===== Source material

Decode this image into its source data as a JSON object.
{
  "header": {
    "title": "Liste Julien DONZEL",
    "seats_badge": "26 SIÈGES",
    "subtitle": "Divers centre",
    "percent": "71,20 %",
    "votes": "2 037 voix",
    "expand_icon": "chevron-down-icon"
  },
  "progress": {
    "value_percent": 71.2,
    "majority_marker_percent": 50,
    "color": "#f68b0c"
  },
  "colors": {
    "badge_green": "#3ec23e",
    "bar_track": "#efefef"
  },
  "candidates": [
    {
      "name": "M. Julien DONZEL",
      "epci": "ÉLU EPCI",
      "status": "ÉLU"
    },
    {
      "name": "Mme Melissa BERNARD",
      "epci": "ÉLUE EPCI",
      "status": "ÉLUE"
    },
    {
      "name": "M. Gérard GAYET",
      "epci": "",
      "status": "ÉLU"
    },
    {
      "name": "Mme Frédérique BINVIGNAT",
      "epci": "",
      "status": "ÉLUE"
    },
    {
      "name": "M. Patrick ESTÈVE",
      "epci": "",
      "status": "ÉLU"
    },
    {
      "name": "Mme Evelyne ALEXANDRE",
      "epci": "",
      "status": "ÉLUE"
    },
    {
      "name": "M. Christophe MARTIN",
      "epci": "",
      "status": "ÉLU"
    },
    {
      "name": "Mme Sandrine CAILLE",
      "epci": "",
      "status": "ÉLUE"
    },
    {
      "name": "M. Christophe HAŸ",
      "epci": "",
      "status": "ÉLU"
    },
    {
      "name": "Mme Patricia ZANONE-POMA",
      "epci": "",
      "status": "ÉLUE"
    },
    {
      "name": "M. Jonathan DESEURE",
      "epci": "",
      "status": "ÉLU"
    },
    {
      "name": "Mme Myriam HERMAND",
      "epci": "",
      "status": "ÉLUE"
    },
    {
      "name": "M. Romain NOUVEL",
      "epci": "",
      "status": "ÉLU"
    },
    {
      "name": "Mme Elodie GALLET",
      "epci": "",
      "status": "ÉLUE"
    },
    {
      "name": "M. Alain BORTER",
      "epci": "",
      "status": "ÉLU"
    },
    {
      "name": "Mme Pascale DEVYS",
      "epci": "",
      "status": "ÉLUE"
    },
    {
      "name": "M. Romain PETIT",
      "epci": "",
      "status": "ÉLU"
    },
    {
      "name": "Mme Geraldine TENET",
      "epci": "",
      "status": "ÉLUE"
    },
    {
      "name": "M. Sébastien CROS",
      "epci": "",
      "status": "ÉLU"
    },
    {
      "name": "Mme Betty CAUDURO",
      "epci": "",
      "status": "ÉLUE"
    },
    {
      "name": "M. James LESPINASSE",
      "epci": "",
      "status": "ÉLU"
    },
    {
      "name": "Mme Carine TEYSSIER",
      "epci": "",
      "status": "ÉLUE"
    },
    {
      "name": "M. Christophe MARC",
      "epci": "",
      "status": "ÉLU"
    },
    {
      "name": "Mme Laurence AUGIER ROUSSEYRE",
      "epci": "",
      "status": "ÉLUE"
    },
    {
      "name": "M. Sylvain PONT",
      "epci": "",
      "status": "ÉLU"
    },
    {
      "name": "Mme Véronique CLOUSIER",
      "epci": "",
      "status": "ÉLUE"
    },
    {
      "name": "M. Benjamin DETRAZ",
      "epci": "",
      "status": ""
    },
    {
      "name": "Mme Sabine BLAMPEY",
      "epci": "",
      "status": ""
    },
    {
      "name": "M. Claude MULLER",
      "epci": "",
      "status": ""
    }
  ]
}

==========

* Problem to work on:
Work out how many lines in the records above contain the word "Christophe", and reply with that number alone.

* Complete output:
3